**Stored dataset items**

================================

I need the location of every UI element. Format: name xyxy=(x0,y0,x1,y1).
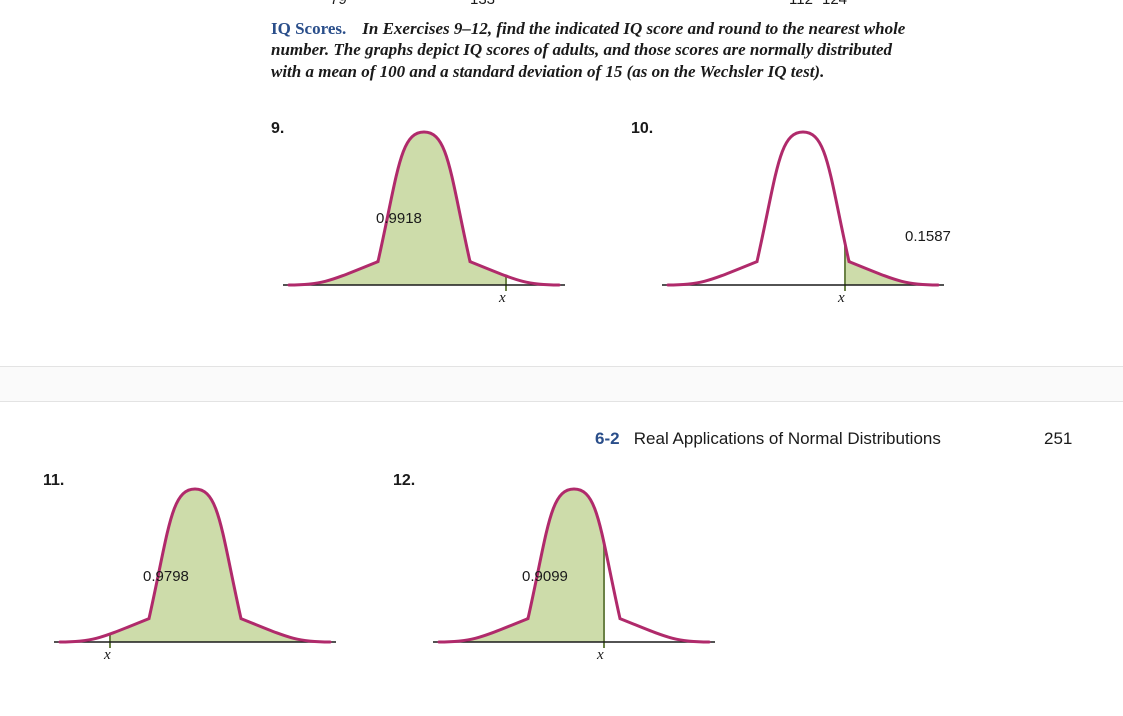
exercise-10-number: 10. xyxy=(631,120,653,138)
exercise-10-area: 0.1587 xyxy=(905,228,951,245)
cutoff-number-a: 79 xyxy=(330,0,347,8)
cutoff-number-b: 133 xyxy=(470,0,495,8)
exercise-10-curve xyxy=(658,120,948,295)
exercise-11-area: 0.9798 xyxy=(143,568,189,585)
section-number: 6-2 xyxy=(595,429,620,448)
cutoff-number-d: 124 xyxy=(822,0,847,8)
exercise-12-x-label: x xyxy=(597,647,604,664)
section-header: 6-2 Real Applications of Normal Distribu… xyxy=(595,429,941,449)
exercise-9-area: 0.9918 xyxy=(376,210,422,227)
exercise-12-curve xyxy=(429,477,719,652)
exercise-12-number: 12. xyxy=(393,472,415,490)
page: 79 133 112 124 IQ Scores. In Exercises 9… xyxy=(0,0,1123,716)
section-title: Real Applications of Normal Distribution… xyxy=(634,429,941,448)
instructions-title: IQ Scores. xyxy=(271,19,346,38)
exercise-9-curve xyxy=(279,120,569,295)
page-number: 251 xyxy=(1044,429,1072,449)
exercise-10-x-label: x xyxy=(838,290,845,307)
exercise-11-curve xyxy=(50,477,340,652)
exercise-9-x-label: x xyxy=(499,290,506,307)
instructions-block: IQ Scores. In Exercises 9–12, find the i… xyxy=(271,18,911,82)
exercise-12-area: 0.9099 xyxy=(522,568,568,585)
instructions-body: In Exercises 9–12, find the indicated IQ… xyxy=(271,19,905,81)
cutoff-number-c: 112 xyxy=(789,0,813,8)
exercise-11-x-label: x xyxy=(104,647,111,664)
page-divider xyxy=(0,366,1123,402)
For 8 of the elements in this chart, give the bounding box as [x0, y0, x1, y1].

================================

**WRITTEN PROBLEM**
Edit the entries above by replacing every "curve" with "graph" and changing nothing else. Leave out the pictures when you write the entries again.

**FINISHED TASK**
I need the location of every UI element. Format: name xyxy=(x0,y0,x1,y1).
exercise-10-number: 10. xyxy=(631,120,653,138)
exercise-10-area: 0.1587 xyxy=(905,228,951,245)
cutoff-number-a: 79 xyxy=(330,0,347,8)
cutoff-number-b: 133 xyxy=(470,0,495,8)
exercise-10-graph xyxy=(658,120,948,295)
exercise-11-area: 0.9798 xyxy=(143,568,189,585)
section-number: 6-2 xyxy=(595,429,620,448)
cutoff-number-d: 124 xyxy=(822,0,847,8)
exercise-12-x-label: x xyxy=(597,647,604,664)
section-header: 6-2 Real Applications of Normal Distribu… xyxy=(595,429,941,449)
exercise-9-area: 0.9918 xyxy=(376,210,422,227)
exercise-12-graph xyxy=(429,477,719,652)
exercise-12-number: 12. xyxy=(393,472,415,490)
page: 79 133 112 124 IQ Scores. In Exercises 9… xyxy=(0,0,1123,716)
section-title: Real Applications of Normal Distribution… xyxy=(634,429,941,448)
instructions-title: IQ Scores. xyxy=(271,19,346,38)
exercise-9-graph xyxy=(279,120,569,295)
page-number: 251 xyxy=(1044,429,1072,449)
exercise-10-x-label: x xyxy=(838,290,845,307)
exercise-11-graph xyxy=(50,477,340,652)
exercise-9-x-label: x xyxy=(499,290,506,307)
instructions-block: IQ Scores. In Exercises 9–12, find the i… xyxy=(271,18,911,82)
exercise-12-area: 0.9099 xyxy=(522,568,568,585)
instructions-body: In Exercises 9–12, find the indicated IQ… xyxy=(271,19,905,81)
cutoff-number-c: 112 xyxy=(789,0,813,8)
exercise-11-x-label: x xyxy=(104,647,111,664)
page-divider xyxy=(0,366,1123,402)
For 8 of the elements in this chart, give the bounding box as [x0, y0, x1, y1].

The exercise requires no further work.